◆ **RECORDS FOR PROCESSING**
****************************************

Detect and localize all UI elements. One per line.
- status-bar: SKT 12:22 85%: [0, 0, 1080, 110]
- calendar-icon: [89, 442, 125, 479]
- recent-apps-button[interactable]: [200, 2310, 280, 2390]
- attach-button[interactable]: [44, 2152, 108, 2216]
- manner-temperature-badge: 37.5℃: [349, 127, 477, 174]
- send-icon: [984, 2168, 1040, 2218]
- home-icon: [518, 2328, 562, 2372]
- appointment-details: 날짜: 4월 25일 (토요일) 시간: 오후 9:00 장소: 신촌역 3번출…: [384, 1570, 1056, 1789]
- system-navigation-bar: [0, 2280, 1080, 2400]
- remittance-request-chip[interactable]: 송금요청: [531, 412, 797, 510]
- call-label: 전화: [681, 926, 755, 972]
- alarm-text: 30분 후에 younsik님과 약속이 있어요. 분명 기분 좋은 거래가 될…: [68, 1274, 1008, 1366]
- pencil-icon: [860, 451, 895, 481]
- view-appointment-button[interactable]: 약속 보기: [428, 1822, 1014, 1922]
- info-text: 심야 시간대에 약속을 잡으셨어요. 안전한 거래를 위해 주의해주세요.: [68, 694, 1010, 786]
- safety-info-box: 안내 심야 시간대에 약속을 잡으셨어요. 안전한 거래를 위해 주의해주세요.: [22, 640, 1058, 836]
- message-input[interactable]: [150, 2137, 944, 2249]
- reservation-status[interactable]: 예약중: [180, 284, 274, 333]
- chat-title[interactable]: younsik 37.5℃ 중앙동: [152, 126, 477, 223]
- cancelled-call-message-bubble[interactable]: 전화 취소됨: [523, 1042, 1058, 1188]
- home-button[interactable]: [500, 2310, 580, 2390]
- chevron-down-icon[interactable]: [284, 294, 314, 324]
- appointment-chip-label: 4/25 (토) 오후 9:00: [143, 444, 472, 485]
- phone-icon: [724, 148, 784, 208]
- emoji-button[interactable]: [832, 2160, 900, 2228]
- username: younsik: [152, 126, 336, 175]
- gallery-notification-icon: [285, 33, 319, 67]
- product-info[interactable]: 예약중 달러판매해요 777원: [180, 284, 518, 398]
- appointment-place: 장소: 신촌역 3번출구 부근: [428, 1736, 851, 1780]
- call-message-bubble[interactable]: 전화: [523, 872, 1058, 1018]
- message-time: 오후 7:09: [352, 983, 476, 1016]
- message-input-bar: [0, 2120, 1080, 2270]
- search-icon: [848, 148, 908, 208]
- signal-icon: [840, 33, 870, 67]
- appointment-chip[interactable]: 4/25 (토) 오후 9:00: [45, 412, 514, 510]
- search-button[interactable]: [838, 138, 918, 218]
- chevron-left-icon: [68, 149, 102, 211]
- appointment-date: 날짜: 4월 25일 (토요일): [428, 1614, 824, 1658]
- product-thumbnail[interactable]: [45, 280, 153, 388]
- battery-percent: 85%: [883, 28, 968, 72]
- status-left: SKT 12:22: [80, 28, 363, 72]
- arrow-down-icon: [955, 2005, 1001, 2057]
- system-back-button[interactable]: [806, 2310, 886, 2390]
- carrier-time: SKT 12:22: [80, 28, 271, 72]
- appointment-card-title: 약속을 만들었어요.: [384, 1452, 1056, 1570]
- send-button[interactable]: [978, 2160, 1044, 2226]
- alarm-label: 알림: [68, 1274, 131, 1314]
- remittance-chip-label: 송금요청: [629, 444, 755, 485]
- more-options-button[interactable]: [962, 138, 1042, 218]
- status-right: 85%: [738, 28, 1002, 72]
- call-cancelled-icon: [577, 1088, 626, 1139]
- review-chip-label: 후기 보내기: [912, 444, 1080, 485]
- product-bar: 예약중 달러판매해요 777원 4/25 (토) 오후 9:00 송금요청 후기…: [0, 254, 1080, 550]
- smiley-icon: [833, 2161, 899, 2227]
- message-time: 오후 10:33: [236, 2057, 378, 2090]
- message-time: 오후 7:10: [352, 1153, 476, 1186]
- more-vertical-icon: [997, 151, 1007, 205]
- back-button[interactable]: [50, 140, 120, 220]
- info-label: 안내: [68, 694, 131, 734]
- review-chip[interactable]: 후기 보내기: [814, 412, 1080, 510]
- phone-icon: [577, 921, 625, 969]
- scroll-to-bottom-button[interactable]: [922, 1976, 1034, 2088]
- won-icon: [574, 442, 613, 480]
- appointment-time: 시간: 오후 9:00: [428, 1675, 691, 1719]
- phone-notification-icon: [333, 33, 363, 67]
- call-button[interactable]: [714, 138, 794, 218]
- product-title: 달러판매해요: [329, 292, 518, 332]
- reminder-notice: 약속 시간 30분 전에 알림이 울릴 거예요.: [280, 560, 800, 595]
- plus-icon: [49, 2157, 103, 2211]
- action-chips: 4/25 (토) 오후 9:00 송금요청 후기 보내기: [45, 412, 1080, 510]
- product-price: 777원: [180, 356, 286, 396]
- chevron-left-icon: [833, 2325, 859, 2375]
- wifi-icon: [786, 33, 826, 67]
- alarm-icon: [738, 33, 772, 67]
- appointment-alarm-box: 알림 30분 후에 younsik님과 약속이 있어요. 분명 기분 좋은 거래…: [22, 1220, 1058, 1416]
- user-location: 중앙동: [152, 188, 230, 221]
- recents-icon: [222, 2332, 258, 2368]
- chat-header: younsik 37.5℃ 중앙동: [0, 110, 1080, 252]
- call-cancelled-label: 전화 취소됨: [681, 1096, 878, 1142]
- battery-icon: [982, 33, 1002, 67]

****************************************

Reproduce all of the items above line for line, without changing a single character.

Detect and localize all UI elements. One per line.
- status-bar: SKT 12:22 85%: [0, 0, 1080, 110]
- calendar-icon: [89, 442, 125, 479]
- recent-apps-button[interactable]: [200, 2310, 280, 2390]
- attach-button[interactable]: [44, 2152, 108, 2216]
- manner-temperature-badge: 37.5℃: [349, 127, 477, 174]
- send-icon: [984, 2168, 1040, 2218]
- home-icon: [518, 2328, 562, 2372]
- appointment-details: 날짜: 4월 25일 (토요일) 시간: 오후 9:00 장소: 신촌역 3번출…: [384, 1570, 1056, 1789]
- system-navigation-bar: [0, 2280, 1080, 2400]
- remittance-request-chip[interactable]: 송금요청: [531, 412, 797, 510]
- call-label: 전화: [681, 926, 755, 972]
- alarm-text: 30분 후에 younsik님과 약속이 있어요. 분명 기분 좋은 거래가 될…: [68, 1274, 1008, 1366]
- pencil-icon: [860, 451, 895, 481]
- view-appointment-button[interactable]: 약속 보기: [428, 1822, 1014, 1922]
- info-text: 심야 시간대에 약속을 잡으셨어요. 안전한 거래를 위해 주의해주세요.: [68, 694, 1010, 786]
- safety-info-box: 안내 심야 시간대에 약속을 잡으셨어요. 안전한 거래를 위해 주의해주세요.: [22, 640, 1058, 836]
- message-input[interactable]: [150, 2137, 944, 2249]
- reservation-status[interactable]: 예약중: [180, 284, 274, 333]
- chat-title[interactable]: younsik 37.5℃ 중앙동: [152, 126, 477, 223]
- cancelled-call-message-bubble[interactable]: 전화 취소됨: [523, 1042, 1058, 1188]
- home-button[interactable]: [500, 2310, 580, 2390]
- chevron-down-icon[interactable]: [284, 294, 314, 324]
- appointment-chip-label: 4/25 (토) 오후 9:00: [143, 444, 472, 485]
- phone-icon: [724, 148, 784, 208]
- emoji-button[interactable]: [832, 2160, 900, 2228]
- username: younsik: [152, 126, 336, 175]
- gallery-notification-icon: [285, 33, 319, 67]
- product-info[interactable]: 예약중 달러판매해요 777원: [180, 284, 518, 398]
- appointment-place: 장소: 신촌역 3번출구 부근: [428, 1736, 851, 1780]
- call-message-bubble[interactable]: 전화: [523, 872, 1058, 1018]
- message-time: 오후 7:09: [352, 983, 476, 1016]
- message-input-bar: [0, 2120, 1080, 2270]
- search-icon: [848, 148, 908, 208]
- signal-icon: [840, 33, 870, 67]
- appointment-chip[interactable]: 4/25 (토) 오후 9:00: [45, 412, 514, 510]
- search-button[interactable]: [838, 138, 918, 218]
- chevron-left-icon: [68, 149, 102, 211]
- appointment-date: 날짜: 4월 25일 (토요일): [428, 1614, 824, 1658]
- product-thumbnail[interactable]: [45, 280, 153, 388]
- battery-percent: 85%: [883, 28, 968, 72]
- status-left: SKT 12:22: [80, 28, 363, 72]
- arrow-down-icon: [955, 2005, 1001, 2057]
- system-back-button[interactable]: [806, 2310, 886, 2390]
- carrier-time: SKT 12:22: [80, 28, 271, 72]
- appointment-card-title: 약속을 만들었어요.: [384, 1452, 1056, 1570]
- send-button[interactable]: [978, 2160, 1044, 2226]
- alarm-label: 알림: [68, 1274, 131, 1314]
- remittance-chip-label: 송금요청: [629, 444, 755, 485]
- more-options-button[interactable]: [962, 138, 1042, 218]
- status-right: 85%: [738, 28, 1002, 72]
- call-cancelled-icon: [577, 1088, 626, 1139]
- review-chip-label: 후기 보내기: [912, 444, 1080, 485]
- product-bar: 예약중 달러판매해요 777원 4/25 (토) 오후 9:00 송금요청 후기…: [0, 254, 1080, 550]
- smiley-icon: [833, 2161, 899, 2227]
- message-time: 오후 10:33: [236, 2057, 378, 2090]
- message-time: 오후 7:10: [352, 1153, 476, 1186]
- more-vertical-icon: [997, 151, 1007, 205]
- back-button[interactable]: [50, 140, 120, 220]
- info-label: 안내: [68, 694, 131, 734]
- review-chip[interactable]: 후기 보내기: [814, 412, 1080, 510]
- phone-icon: [577, 921, 625, 969]
- scroll-to-bottom-button[interactable]: [922, 1976, 1034, 2088]
- won-icon: [574, 442, 613, 480]
- appointment-time: 시간: 오후 9:00: [428, 1675, 691, 1719]
- phone-notification-icon: [333, 33, 363, 67]
- call-button[interactable]: [714, 138, 794, 218]
- product-title: 달러판매해요: [329, 292, 518, 332]
- reminder-notice: 약속 시간 30분 전에 알림이 울릴 거예요.: [280, 560, 800, 595]
- plus-icon: [49, 2157, 103, 2211]
- action-chips: 4/25 (토) 오후 9:00 송금요청 후기 보내기: [45, 412, 1080, 510]
- product-price: 777원: [180, 356, 286, 396]
- chevron-left-icon: [833, 2325, 859, 2375]
- wifi-icon: [786, 33, 826, 67]
- alarm-icon: [738, 33, 772, 67]
- appointment-alarm-box: 알림 30분 후에 younsik님과 약속이 있어요. 분명 기분 좋은 거래…: [22, 1220, 1058, 1416]
- user-location: 중앙동: [152, 188, 230, 221]
- recents-icon: [222, 2332, 258, 2368]
- chat-header: younsik 37.5℃ 중앙동: [0, 110, 1080, 252]
- call-cancelled-label: 전화 취소됨: [681, 1096, 878, 1142]
- battery-icon: [982, 33, 1002, 67]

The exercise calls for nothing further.